### Job:
Separate out the lines that hold "Resia".

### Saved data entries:
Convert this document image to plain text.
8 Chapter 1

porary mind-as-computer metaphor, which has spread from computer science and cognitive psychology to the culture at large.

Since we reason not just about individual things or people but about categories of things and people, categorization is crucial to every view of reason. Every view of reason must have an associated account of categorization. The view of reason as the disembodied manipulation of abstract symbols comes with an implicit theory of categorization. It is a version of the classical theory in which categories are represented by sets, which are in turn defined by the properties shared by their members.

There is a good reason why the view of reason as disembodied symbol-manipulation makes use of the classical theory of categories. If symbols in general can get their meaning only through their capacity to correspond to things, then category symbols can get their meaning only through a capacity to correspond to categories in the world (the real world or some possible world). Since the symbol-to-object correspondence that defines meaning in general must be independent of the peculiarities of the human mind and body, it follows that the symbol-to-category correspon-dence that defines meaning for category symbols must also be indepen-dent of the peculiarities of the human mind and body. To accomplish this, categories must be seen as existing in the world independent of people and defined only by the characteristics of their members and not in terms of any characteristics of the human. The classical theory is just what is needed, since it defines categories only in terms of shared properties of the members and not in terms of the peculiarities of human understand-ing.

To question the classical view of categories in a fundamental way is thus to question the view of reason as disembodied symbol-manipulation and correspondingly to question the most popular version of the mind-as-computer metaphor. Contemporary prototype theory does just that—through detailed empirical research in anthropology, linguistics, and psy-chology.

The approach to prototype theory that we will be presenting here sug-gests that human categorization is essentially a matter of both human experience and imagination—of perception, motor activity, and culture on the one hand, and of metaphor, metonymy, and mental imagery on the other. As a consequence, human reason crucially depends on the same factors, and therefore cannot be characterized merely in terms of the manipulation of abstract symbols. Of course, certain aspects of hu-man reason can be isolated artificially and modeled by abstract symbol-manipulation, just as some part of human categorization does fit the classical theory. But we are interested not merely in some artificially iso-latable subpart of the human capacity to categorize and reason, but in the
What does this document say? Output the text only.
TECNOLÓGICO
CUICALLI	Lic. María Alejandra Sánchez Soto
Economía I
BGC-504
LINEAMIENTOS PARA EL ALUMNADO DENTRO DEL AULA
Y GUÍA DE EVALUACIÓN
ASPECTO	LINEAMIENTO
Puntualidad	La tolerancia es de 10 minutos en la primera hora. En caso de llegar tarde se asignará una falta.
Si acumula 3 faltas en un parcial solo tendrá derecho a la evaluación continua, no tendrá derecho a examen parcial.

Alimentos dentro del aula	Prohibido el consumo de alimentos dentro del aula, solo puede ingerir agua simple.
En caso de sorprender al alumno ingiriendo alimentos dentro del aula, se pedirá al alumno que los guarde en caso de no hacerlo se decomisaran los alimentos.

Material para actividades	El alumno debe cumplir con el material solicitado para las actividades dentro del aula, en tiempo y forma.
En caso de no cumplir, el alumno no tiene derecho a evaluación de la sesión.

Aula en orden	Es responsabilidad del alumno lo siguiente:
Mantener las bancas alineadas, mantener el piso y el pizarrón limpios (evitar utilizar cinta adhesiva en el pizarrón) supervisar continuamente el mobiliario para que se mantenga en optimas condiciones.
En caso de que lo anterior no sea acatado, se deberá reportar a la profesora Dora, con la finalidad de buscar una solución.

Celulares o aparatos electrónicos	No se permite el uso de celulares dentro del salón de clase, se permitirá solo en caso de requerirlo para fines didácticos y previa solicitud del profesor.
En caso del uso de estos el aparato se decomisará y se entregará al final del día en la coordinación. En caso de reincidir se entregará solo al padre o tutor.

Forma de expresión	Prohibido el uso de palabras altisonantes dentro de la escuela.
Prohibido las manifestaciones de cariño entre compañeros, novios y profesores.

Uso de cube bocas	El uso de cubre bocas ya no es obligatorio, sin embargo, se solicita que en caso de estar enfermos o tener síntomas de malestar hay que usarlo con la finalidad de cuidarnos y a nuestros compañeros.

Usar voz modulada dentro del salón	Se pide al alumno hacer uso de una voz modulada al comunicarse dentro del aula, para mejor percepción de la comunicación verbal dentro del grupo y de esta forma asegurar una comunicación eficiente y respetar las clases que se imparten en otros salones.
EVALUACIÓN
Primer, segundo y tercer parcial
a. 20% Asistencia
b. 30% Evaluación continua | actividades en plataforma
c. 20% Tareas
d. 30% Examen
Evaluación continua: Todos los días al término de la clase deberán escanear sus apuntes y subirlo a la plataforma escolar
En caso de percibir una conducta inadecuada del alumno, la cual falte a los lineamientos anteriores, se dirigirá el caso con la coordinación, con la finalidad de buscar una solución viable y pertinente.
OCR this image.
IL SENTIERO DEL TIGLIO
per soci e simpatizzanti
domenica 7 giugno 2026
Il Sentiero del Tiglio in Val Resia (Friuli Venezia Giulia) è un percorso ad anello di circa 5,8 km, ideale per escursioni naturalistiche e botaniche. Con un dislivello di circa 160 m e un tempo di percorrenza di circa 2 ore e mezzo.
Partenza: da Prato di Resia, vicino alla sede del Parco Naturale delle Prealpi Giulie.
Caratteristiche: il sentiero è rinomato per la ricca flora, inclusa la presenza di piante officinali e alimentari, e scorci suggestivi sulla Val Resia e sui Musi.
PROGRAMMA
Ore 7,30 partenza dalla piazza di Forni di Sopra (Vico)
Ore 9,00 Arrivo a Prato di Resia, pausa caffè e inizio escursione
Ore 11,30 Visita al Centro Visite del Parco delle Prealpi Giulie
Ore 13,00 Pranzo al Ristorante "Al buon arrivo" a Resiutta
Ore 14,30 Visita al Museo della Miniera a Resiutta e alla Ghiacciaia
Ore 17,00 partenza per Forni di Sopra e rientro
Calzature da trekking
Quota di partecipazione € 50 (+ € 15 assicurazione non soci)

### Task result:
Il Sentiero del Tiglio in Val Resia (Friuli Venezia Giulia) è un percorso ad anello di circa 5,8 km, ideale per escursioni naturalistiche e botaniche. Con un dislivello di circa 160 m e un tempo di percorrenza di circa 2 ore e mezzo.
Partenza: da Prato di Resia, vicino alla sede del Parco Naturale delle Prealpi Giulie.
Caratteristiche: il sentiero è rinomato per la ricca flora, inclusa la presenza di piante officinali e alimentari, e scorci suggestivi sulla Val Resia e sui Musi.
Ore 9,00 Arrivo a Prato di Resia, pausa caffè e inizio escursione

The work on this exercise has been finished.